** begin **
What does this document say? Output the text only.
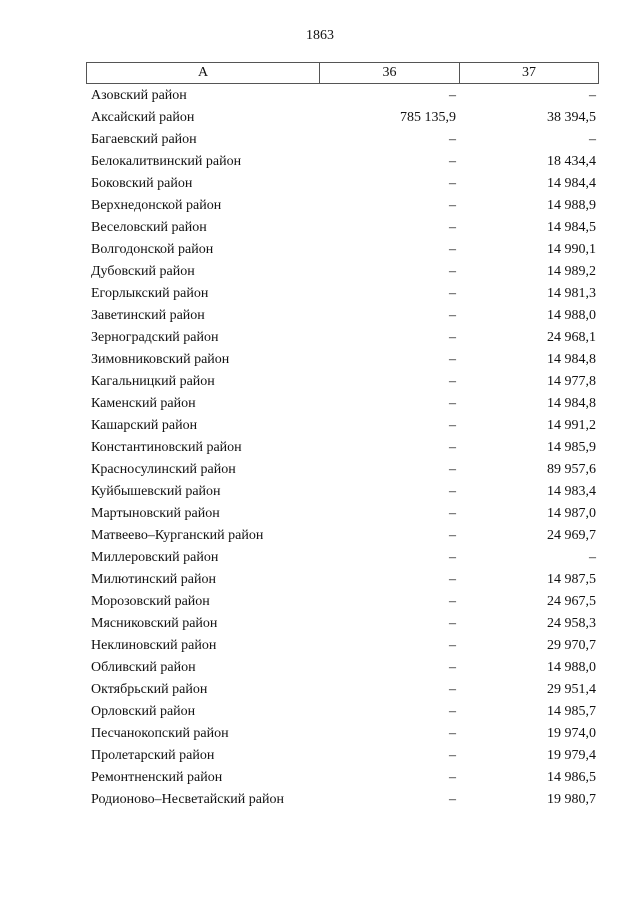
1863
А	36	37
Азовский район	–	–
Аксайский район	785 135,9	38 394,5
Багаевский район	–	–
Белокалитвинский район	–	18 434,4
Боковский район	–	14 984,4
Верхнедонской район	–	14 988,9
Веселовский район	–	14 984,5
Волгодонской район	–	14 990,1
Дубовский район	–	14 989,2
Егорлыкский район	–	14 981,3
Заветинский район	–	14 988,0
Зерноградский район	–	24 968,1
Зимовниковский район	–	14 984,8
Кагальницкий район	–	14 977,8
Каменский район	–	14 984,8
Кашарский район	–	14 991,2
Константиновский район	–	14 985,9
Красносулинский район	–	89 957,6
Куйбышевский район	–	14 983,4
Мартыновский район	–	14 987,0
Матвеево–Курганский район	–	24 969,7
Миллеровский район	–	–
Милютинский район	–	14 987,5
Морозовский район	–	24 967,5
Мясниковский район	–	24 958,3
Неклиновский район	–	29 970,7
Обливский район	–	14 988,0
Октябрьский район	–	29 951,4
Орловский район	–	14 985,7
Песчанокопский район	–	19 974,0
Пролетарский район	–	19 979,4
Ремонтненский район	–	14 986,5
Родионово–Несветайский район	–	19 980,7
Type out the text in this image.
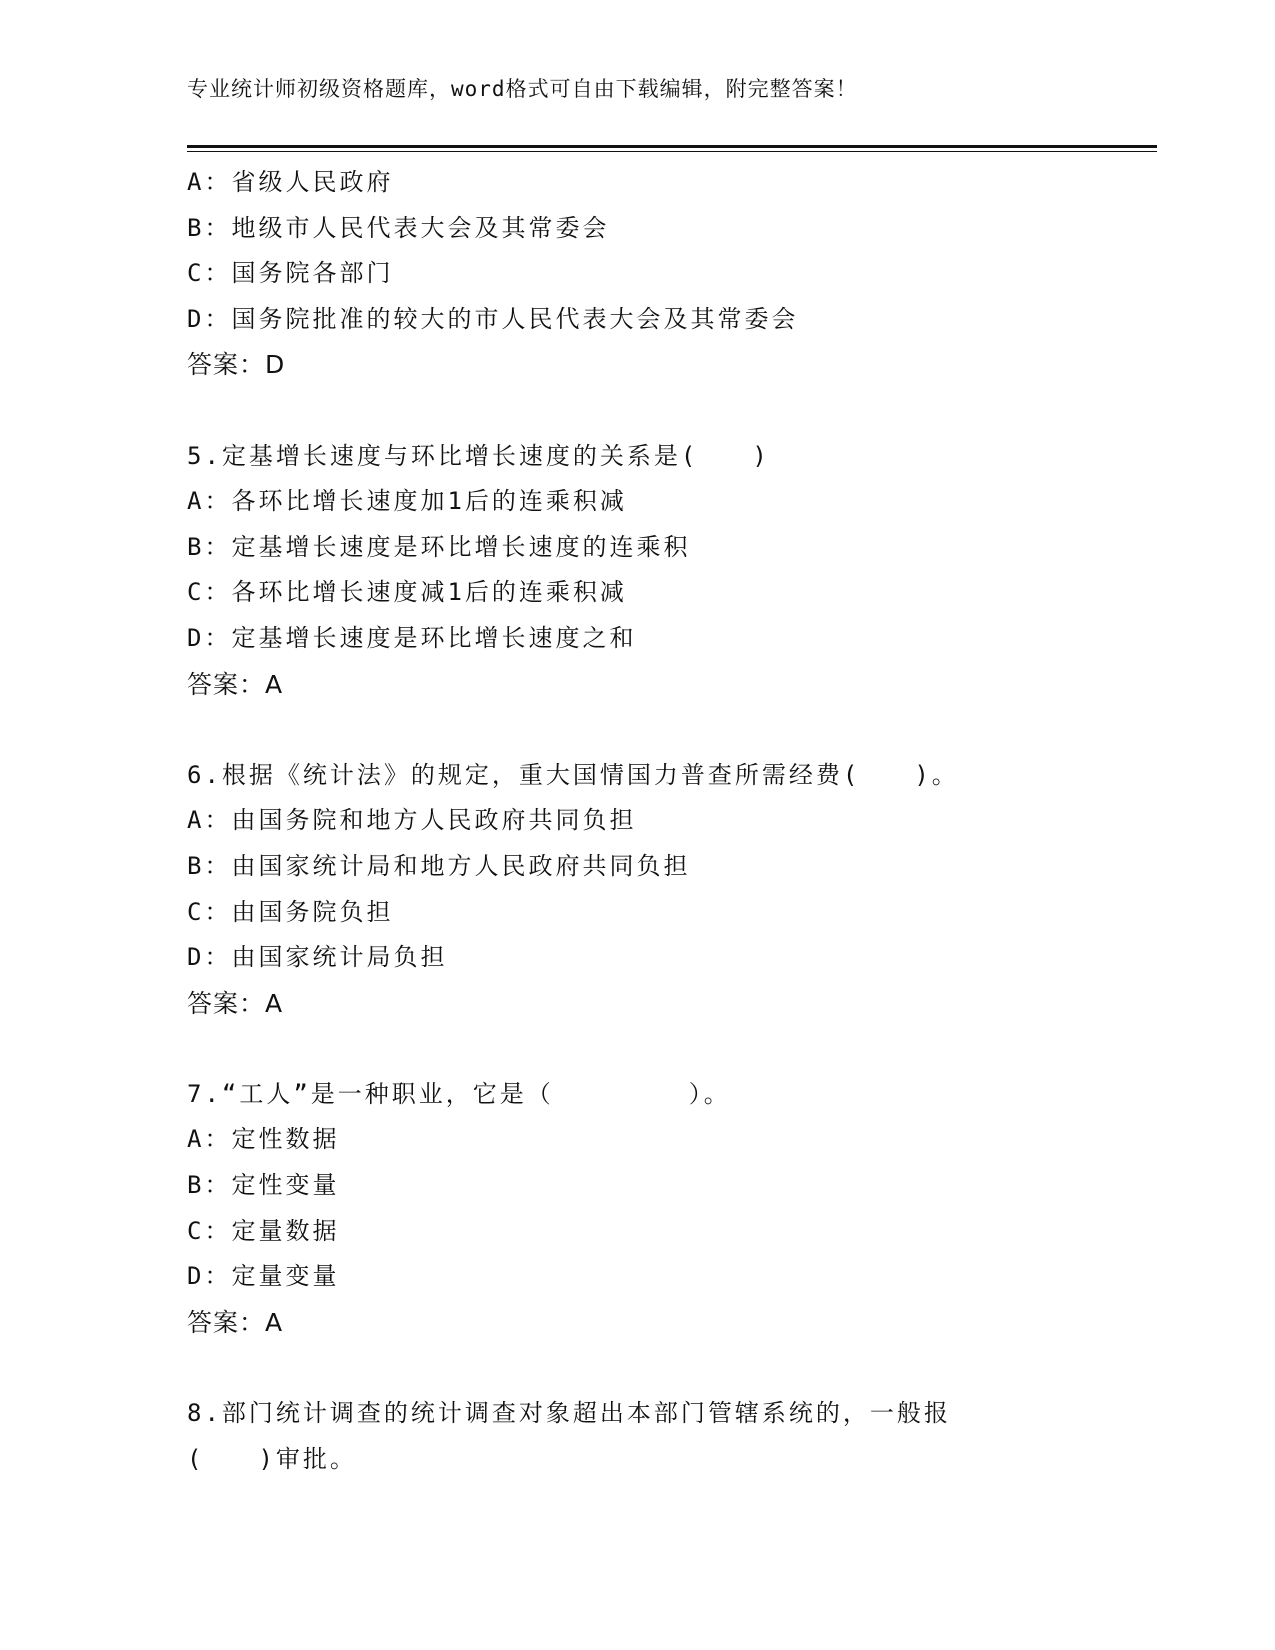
专业统计师初级资格题库，word格式可自由下载编辑，附完整答案！
A：省级人民政府
B：地级市人民代表大会及其常委会
C：国务院各部门
D：国务院批准的较大的市人民代表大会及其常委会
答案：D
5.定基增长速度与环比增长速度的关系是(　　)
A：各环比增长速度加1后的连乘积减
B：定基增长速度是环比增长速度的连乘积
C：各环比增长速度减1后的连乘积减
D：定基增长速度是环比增长速度之和
答案：A
6.根据《统计法》的规定，重大国情国力普查所需经费(　　)。
A：由国务院和地方人民政府共同负担
B：由国家统计局和地方人民政府共同负担
C：由国务院负担
D：由国家统计局负担
答案：A
7.“工人”是一种职业，它是（　　　　　）。
A：定性数据
B：定性变量
C：定量数据
D：定量变量
答案：A
8.部门统计调查的统计调查对象超出本部门管辖系统的，一般报
(　　)审批。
** end **
• _WHAT THE TASK REQUIRES_
Retype all the records shown above, character for character. Omit every picture.

• _THE SOLUTION_
What does this document say? Output the text only.
1863
А	36	37
Азовский район	–	–
Аксайский район	785 135,9	38 394,5
Багаевский район	–	–
Белокалитвинский район	–	18 434,4
Боковский район	–	14 984,4
Верхнедонской район	–	14 988,9
Веселовский район	–	14 984,5
Волгодонской район	–	14 990,1
Дубовский район	–	14 989,2
Егорлыкский район	–	14 981,3
Заветинский район	–	14 988,0
Зерноградский район	–	24 968,1
Зимовниковский район	–	14 984,8
Кагальницкий район	–	14 977,8
Каменский район	–	14 984,8
Кашарский район	–	14 991,2
Константиновский район	–	14 985,9
Красносулинский район	–	89 957,6
Куйбышевский район	–	14 983,4
Мартыновский район	–	14 987,0
Матвеево–Курганский район	–	24 969,7
Миллеровский район	–	–
Милютинский район	–	14 987,5
Морозовский район	–	24 967,5
Мясниковский район	–	24 958,3
Неклиновский район	–	29 970,7
Обливский район	–	14 988,0
Октябрьский район	–	29 951,4
Орловский район	–	14 985,7
Песчанокопский район	–	19 974,0
Пролетарский район	–	19 979,4
Ремонтненский район	–	14 986,5
Родионово–Несветайский район	–	19 980,7
Type out the text in this image.
专业统计师初级资格题库，word格式可自由下载编辑，附完整答案！
A：省级人民政府
B：地级市人民代表大会及其常委会
C：国务院各部门
D：国务院批准的较大的市人民代表大会及其常委会
答案：D
5.定基增长速度与环比增长速度的关系是(　　)
A：各环比增长速度加1后的连乘积减
B：定基增长速度是环比增长速度的连乘积
C：各环比增长速度减1后的连乘积减
D：定基增长速度是环比增长速度之和
答案：A
6.根据《统计法》的规定，重大国情国力普查所需经费(　　)。
A：由国务院和地方人民政府共同负担
B：由国家统计局和地方人民政府共同负担
C：由国务院负担
D：由国家统计局负担
答案：A
7.“工人”是一种职业，它是（　　　　　）。
A：定性数据
B：定性变量
C：定量数据
D：定量变量
答案：A
8.部门统计调查的统计调查对象超出本部门管辖系统的，一般报
(　　)审批。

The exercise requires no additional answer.